- Job -
Within the material below, find each line bearing the word "this" and present it.

- Entries provided -

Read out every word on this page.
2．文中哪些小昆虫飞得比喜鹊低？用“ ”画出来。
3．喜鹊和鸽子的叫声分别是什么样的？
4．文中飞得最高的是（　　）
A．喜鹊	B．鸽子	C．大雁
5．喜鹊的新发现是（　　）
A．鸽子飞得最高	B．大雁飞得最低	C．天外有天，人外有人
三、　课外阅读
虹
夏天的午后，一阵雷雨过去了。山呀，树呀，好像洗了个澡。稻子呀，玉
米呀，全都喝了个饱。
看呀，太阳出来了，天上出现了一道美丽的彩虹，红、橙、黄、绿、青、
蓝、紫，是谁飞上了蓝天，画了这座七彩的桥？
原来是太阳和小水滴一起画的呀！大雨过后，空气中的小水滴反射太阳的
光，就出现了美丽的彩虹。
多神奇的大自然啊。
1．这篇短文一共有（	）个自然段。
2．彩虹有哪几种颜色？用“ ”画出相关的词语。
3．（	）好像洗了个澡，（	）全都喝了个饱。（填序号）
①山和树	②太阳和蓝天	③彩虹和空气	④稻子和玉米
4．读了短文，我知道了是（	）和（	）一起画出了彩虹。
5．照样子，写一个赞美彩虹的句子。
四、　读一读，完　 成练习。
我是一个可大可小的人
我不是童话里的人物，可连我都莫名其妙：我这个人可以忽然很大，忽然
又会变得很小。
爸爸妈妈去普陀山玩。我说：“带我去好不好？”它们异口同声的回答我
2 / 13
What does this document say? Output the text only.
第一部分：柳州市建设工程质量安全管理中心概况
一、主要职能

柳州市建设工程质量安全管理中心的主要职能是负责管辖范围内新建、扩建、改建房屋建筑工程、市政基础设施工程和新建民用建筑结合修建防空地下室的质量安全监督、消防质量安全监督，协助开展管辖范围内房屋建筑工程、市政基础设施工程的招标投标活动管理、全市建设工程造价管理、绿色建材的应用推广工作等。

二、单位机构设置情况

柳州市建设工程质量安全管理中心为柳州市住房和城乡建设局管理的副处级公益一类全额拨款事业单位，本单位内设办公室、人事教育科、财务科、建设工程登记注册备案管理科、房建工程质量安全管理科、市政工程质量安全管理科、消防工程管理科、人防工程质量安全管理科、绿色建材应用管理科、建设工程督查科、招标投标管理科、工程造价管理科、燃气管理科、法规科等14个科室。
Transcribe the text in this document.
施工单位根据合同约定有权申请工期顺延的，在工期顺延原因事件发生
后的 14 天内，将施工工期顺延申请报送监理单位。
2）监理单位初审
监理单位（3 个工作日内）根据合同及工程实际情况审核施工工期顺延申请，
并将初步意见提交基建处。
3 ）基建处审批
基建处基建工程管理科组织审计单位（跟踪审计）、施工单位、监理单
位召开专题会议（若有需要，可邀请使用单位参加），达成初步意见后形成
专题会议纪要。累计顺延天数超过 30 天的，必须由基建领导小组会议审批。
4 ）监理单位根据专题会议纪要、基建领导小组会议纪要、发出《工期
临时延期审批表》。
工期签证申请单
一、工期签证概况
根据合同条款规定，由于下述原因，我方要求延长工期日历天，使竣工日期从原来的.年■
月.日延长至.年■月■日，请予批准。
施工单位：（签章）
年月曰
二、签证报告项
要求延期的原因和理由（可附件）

- Exercise response -
Read out every word on this page.
What does this document say? Output the text only.
Transcribe the text in this document.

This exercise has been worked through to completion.